REQUIREMENT
Provide nothing beyond the count of lines that include the string "Revenus".
start INPUT
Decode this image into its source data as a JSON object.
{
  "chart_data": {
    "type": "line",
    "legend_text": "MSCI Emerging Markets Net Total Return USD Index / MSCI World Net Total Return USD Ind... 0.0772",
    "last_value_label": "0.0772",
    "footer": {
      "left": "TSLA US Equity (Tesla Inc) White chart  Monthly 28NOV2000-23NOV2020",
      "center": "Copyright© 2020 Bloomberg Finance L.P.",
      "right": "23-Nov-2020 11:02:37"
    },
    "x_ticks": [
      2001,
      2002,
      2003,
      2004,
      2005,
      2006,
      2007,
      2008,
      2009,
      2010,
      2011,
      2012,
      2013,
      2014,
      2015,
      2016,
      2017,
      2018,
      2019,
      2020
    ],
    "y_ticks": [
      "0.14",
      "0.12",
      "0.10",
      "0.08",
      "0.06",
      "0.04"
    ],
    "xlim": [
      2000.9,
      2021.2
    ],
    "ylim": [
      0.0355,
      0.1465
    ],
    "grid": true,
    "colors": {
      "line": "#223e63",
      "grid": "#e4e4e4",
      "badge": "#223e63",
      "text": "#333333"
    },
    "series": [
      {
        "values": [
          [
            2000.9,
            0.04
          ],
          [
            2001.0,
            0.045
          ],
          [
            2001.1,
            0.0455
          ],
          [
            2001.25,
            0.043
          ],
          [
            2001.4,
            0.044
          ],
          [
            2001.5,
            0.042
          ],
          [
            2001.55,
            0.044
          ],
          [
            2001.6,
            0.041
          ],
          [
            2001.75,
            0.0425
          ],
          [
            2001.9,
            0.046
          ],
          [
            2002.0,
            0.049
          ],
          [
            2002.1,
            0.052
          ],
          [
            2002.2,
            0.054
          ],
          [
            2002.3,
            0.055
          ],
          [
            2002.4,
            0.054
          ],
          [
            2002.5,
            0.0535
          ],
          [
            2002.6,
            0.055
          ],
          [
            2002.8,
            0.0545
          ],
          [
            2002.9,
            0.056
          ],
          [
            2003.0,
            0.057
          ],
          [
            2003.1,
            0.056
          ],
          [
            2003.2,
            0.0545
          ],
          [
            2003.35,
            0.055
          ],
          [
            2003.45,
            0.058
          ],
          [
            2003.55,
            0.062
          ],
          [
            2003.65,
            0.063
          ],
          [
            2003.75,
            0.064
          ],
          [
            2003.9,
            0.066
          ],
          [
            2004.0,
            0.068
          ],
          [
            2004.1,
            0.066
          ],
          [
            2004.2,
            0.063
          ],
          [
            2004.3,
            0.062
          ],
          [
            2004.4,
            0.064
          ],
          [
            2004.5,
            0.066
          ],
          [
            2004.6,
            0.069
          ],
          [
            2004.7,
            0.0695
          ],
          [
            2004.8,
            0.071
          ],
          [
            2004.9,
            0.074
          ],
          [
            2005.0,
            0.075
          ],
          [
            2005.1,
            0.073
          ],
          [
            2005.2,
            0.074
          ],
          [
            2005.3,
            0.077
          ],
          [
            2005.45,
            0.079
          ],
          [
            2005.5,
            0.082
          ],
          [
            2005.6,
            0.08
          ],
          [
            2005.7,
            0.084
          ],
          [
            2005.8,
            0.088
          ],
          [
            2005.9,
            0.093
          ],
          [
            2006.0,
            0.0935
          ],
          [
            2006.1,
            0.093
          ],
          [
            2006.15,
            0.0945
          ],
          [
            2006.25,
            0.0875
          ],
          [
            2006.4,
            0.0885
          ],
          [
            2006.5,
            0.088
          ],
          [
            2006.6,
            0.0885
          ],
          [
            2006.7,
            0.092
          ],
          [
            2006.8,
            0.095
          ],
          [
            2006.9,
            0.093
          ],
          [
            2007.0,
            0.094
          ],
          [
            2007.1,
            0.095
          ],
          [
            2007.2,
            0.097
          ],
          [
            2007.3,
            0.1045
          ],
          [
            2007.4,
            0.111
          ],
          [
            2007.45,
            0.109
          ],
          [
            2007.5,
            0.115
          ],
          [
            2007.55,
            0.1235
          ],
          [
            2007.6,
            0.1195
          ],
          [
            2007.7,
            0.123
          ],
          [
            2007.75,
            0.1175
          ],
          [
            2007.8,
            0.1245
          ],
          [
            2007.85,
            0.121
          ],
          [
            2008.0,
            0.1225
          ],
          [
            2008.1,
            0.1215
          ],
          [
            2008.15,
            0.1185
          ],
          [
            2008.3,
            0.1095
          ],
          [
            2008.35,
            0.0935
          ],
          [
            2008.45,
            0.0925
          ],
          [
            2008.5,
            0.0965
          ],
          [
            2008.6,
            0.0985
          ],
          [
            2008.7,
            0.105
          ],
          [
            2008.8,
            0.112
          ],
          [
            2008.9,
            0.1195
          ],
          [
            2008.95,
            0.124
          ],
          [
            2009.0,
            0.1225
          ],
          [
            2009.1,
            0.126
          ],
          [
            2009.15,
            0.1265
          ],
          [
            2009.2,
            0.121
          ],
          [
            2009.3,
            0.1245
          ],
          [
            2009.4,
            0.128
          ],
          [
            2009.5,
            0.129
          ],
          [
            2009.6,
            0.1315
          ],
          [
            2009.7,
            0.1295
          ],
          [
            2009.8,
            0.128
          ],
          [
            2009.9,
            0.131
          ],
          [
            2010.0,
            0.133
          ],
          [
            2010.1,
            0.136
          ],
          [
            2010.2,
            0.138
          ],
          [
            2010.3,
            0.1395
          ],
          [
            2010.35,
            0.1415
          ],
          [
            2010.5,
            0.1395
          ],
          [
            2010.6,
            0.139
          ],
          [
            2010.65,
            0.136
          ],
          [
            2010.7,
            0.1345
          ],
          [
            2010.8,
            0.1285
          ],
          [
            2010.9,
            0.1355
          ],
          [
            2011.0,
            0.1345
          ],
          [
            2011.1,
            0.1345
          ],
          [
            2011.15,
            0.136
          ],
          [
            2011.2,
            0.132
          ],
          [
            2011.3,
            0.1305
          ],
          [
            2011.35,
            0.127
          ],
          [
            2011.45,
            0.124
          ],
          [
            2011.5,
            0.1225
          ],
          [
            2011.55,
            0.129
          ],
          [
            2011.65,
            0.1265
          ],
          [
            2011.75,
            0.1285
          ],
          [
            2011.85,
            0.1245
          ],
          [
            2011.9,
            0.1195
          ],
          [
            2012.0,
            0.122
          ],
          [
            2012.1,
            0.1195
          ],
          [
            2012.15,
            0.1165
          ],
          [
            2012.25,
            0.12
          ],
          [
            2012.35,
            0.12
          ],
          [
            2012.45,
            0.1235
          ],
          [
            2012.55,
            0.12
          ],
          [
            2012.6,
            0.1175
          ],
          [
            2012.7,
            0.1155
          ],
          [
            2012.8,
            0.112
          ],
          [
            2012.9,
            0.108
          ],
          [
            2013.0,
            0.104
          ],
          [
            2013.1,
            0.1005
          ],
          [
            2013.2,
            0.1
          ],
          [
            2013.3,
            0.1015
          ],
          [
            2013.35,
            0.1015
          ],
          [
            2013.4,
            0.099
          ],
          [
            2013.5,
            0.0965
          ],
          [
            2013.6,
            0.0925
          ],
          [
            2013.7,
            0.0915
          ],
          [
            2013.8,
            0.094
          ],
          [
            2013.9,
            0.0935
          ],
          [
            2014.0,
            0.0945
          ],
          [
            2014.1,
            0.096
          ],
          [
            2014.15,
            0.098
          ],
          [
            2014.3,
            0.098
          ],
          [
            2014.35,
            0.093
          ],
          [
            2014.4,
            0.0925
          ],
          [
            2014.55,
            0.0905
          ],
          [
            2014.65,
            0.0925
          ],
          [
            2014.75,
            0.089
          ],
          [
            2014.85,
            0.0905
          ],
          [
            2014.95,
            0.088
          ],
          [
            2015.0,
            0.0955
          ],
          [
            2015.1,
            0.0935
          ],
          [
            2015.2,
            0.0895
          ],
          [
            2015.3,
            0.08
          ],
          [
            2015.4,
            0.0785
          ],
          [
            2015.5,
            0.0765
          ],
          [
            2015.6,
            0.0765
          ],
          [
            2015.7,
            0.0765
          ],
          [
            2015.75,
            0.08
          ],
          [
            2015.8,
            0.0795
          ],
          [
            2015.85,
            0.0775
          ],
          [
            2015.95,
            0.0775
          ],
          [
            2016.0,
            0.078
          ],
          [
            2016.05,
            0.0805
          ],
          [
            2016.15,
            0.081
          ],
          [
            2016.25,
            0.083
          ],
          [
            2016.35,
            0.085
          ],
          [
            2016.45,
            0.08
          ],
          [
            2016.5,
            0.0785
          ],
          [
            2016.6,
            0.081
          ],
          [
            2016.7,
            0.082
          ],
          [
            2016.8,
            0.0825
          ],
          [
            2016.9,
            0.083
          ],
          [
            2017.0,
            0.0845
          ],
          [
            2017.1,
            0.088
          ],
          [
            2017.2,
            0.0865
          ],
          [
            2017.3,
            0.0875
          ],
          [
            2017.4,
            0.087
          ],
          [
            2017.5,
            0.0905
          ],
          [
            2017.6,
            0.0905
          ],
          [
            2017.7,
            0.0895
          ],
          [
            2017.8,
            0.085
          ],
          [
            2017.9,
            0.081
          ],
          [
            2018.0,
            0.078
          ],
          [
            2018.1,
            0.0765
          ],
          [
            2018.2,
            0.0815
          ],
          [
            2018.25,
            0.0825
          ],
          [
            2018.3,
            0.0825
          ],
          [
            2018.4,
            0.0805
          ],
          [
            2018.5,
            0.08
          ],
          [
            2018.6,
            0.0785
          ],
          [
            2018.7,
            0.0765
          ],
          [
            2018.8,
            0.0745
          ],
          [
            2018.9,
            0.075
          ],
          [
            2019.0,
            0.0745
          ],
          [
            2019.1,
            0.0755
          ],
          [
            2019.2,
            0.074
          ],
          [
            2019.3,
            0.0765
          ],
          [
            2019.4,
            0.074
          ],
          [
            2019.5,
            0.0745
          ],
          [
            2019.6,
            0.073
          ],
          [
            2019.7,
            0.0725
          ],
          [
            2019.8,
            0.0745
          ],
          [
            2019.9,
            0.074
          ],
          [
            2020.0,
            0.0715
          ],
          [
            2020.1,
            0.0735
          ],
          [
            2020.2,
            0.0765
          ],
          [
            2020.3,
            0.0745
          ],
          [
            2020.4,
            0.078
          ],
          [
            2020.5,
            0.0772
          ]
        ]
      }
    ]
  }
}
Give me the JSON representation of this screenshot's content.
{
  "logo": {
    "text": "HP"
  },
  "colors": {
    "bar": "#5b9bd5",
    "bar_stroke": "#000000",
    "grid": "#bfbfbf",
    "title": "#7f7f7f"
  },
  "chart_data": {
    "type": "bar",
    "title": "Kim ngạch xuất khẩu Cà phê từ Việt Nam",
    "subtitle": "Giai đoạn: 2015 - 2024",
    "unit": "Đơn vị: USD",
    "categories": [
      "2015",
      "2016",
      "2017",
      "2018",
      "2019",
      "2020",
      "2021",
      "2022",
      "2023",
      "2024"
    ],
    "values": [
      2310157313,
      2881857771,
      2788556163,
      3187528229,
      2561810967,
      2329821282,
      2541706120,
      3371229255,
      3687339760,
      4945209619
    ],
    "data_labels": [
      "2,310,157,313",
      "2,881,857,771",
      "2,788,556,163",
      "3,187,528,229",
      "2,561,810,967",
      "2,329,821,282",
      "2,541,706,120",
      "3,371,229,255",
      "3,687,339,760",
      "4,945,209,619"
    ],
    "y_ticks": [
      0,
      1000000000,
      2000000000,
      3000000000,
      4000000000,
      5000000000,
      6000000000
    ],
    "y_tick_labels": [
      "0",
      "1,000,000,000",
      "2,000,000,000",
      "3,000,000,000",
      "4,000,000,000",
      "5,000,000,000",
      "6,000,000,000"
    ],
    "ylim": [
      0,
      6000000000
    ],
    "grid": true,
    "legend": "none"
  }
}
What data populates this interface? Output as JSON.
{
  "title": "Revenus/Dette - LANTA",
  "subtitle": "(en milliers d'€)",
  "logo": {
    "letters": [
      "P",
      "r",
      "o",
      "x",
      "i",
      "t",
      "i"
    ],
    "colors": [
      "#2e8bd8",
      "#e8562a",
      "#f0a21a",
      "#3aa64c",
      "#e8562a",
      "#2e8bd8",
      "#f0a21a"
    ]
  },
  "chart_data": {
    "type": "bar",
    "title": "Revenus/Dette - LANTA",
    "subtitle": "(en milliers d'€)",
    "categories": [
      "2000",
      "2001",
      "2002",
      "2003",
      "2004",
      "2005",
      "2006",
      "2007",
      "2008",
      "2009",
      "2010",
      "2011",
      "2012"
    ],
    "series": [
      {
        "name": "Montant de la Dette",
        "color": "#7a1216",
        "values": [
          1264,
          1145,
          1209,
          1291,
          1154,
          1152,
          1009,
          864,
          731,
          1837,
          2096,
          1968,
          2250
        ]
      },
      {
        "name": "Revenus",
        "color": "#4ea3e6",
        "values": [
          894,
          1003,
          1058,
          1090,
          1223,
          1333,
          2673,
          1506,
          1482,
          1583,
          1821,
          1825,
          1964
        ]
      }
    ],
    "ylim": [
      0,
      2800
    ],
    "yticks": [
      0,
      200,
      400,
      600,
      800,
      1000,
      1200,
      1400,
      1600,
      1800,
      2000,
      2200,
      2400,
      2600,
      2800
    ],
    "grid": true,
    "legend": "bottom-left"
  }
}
end INPUT
RESPONSE TO THE TASK
3